_Task description_: Please give the listing again in its entirety, exactly as written.

begin Dataset

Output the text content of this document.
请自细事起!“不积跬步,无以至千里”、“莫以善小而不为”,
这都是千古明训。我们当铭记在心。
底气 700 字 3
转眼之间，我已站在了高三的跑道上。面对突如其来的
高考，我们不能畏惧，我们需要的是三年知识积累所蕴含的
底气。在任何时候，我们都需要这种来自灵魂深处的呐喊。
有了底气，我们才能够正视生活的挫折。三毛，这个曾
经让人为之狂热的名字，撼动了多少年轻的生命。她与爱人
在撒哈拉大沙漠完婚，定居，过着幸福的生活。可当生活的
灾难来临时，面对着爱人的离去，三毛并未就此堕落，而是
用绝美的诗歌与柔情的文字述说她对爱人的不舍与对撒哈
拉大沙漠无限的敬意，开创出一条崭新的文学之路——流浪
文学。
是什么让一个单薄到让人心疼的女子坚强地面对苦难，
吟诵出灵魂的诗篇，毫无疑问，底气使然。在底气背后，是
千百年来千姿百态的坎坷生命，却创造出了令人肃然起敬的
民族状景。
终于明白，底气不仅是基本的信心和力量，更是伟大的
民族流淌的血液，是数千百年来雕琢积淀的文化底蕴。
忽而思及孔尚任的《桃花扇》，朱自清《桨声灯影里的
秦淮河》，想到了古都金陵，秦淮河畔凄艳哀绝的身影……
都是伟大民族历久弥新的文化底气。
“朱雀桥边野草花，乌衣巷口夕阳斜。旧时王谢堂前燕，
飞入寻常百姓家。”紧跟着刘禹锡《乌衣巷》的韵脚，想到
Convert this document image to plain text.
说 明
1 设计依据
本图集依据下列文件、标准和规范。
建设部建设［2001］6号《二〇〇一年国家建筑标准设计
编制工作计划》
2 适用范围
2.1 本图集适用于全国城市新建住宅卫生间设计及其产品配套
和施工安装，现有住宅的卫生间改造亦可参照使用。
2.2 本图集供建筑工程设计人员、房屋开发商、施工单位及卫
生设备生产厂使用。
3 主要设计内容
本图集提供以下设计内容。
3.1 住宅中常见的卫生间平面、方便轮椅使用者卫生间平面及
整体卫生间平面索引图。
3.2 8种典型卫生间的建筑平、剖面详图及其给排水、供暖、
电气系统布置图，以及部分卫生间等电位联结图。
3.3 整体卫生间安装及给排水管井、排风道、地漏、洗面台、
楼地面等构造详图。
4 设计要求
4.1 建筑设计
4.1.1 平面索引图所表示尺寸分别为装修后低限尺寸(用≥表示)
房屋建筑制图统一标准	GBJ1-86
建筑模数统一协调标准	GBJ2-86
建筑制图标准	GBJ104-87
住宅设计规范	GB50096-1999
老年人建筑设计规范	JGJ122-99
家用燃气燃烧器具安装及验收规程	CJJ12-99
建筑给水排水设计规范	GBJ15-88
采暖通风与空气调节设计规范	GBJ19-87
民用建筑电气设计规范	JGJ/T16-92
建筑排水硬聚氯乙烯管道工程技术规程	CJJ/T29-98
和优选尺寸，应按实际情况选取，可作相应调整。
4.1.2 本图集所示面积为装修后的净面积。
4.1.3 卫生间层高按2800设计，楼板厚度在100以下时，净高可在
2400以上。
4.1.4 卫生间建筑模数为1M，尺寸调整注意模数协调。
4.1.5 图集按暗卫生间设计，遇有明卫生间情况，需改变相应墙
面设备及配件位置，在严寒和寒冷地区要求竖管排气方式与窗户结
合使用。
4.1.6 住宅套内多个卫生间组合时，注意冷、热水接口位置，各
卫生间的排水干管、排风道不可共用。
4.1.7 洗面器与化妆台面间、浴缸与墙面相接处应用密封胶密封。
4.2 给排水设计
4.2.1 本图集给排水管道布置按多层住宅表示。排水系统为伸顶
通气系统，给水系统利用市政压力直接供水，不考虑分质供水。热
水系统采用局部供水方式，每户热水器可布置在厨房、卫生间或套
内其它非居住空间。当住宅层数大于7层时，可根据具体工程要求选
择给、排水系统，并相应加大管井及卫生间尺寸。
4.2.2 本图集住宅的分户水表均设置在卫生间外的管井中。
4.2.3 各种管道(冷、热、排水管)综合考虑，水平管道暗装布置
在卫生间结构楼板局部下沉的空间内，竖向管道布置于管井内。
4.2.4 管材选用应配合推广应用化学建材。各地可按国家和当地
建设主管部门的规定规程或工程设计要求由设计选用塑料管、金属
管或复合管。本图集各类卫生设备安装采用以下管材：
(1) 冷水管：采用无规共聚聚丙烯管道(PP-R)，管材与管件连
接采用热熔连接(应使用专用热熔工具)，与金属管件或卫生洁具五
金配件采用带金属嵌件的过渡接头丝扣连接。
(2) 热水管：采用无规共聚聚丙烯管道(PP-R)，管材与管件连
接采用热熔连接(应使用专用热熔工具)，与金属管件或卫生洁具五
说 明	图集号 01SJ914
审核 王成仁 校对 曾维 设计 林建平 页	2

end Dataset

_Exercise output_:
Output the text content of this document.
请自细事起!“不积跬步,无以至千里”、“莫以善小而不为”,
这都是千古明训。我们当铭记在心。
底气 700 字 3
转眼之间，我已站在了高三的跑道上。面对突如其来的
高考，我们不能畏惧，我们需要的是三年知识积累所蕴含的
底气。在任何时候，我们都需要这种来自灵魂深处的呐喊。
有了底气，我们才能够正视生活的挫折。三毛，这个曾
经让人为之狂热的名字，撼动了多少年轻的生命。她与爱人
在撒哈拉大沙漠完婚，定居，过着幸福的生活。可当生活的
灾难来临时，面对着爱人的离去，三毛并未就此堕落，而是
用绝美的诗歌与柔情的文字述说她对爱人的不舍与对撒哈
拉大沙漠无限的敬意，开创出一条崭新的文学之路——流浪
文学。
是什么让一个单薄到让人心疼的女子坚强地面对苦难，
吟诵出灵魂的诗篇，毫无疑问，底气使然。在底气背后，是
千百年来千姿百态的坎坷生命，却创造出了令人肃然起敬的
民族状景。
终于明白，底气不仅是基本的信心和力量，更是伟大的
民族流淌的血液，是数千百年来雕琢积淀的文化底蕴。
忽而思及孔尚任的《桃花扇》，朱自清《桨声灯影里的
秦淮河》，想到了古都金陵，秦淮河畔凄艳哀绝的身影……
都是伟大民族历久弥新的文化底气。
“朱雀桥边野草花，乌衣巷口夕阳斜。旧时王谢堂前燕，
飞入寻常百姓家。”紧跟着刘禹锡《乌衣巷》的韵脚，想到
Convert this document image to plain text.
说 明
1 设计依据
本图集依据下列文件、标准和规范。
建设部建设［2001］6号《二〇〇一年国家建筑标准设计
编制工作计划》
2 适用范围
2.1 本图集适用于全国城市新建住宅卫生间设计及其产品配套
和施工安装，现有住宅的卫生间改造亦可参照使用。
2.2 本图集供建筑工程设计人员、房屋开发商、施工单位及卫
生设备生产厂使用。
3 主要设计内容
本图集提供以下设计内容。
3.1 住宅中常见的卫生间平面、方便轮椅使用者卫生间平面及
整体卫生间平面索引图。
3.2 8种典型卫生间的建筑平、剖面详图及其给排水、供暖、
电气系统布置图，以及部分卫生间等电位联结图。
3.3 整体卫生间安装及给排水管井、排风道、地漏、洗面台、
楼地面等构造详图。
4 设计要求
4.1 建筑设计
4.1.1 平面索引图所表示尺寸分别为装修后低限尺寸(用≥表示)
房屋建筑制图统一标准	GBJ1-86
建筑模数统一协调标准	GBJ2-86
建筑制图标准	GBJ104-87
住宅设计规范	GB50096-1999
老年人建筑设计规范	JGJ122-99
家用燃气燃烧器具安装及验收规程	CJJ12-99
建筑给水排水设计规范	GBJ15-88
采暖通风与空气调节设计规范	GBJ19-87
民用建筑电气设计规范	JGJ/T16-92
建筑排水硬聚氯乙烯管道工程技术规程	CJJ/T29-98
和优选尺寸，应按实际情况选取，可作相应调整。
4.1.2 本图集所示面积为装修后的净面积。
4.1.3 卫生间层高按2800设计，楼板厚度在100以下时，净高可在
2400以上。
4.1.4 卫生间建筑模数为1M，尺寸调整注意模数协调。
4.1.5 图集按暗卫生间设计，遇有明卫生间情况，需改变相应墙
面设备及配件位置，在严寒和寒冷地区要求竖管排气方式与窗户结
合使用。
4.1.6 住宅套内多个卫生间组合时，注意冷、热水接口位置，各
卫生间的排水干管、排风道不可共用。
4.1.7 洗面器与化妆台面间、浴缸与墙面相接处应用密封胶密封。
4.2 给排水设计
4.2.1 本图集给排水管道布置按多层住宅表示。排水系统为伸顶
通气系统，给水系统利用市政压力直接供水，不考虑分质供水。热
水系统采用局部供水方式，每户热水器可布置在厨房、卫生间或套
内其它非居住空间。当住宅层数大于7层时，可根据具体工程要求选
择给、排水系统，并相应加大管井及卫生间尺寸。
4.2.2 本图集住宅的分户水表均设置在卫生间外的管井中。
4.2.3 各种管道(冷、热、排水管)综合考虑，水平管道暗装布置
在卫生间结构楼板局部下沉的空间内，竖向管道布置于管井内。
4.2.4 管材选用应配合推广应用化学建材。各地可按国家和当地
建设主管部门的规定规程或工程设计要求由设计选用塑料管、金属
管或复合管。本图集各类卫生设备安装采用以下管材：
(1) 冷水管：采用无规共聚聚丙烯管道(PP-R)，管材与管件连
接采用热熔连接(应使用专用热熔工具)，与金属管件或卫生洁具五
金配件采用带金属嵌件的过渡接头丝扣连接。
(2) 热水管：采用无规共聚聚丙烯管道(PP-R)，管材与管件连
接采用热熔连接(应使用专用热熔工具)，与金属管件或卫生洁具五
说 明	图集号 01SJ914
审核 王成仁 校对 曾维 设计 林建平 页	2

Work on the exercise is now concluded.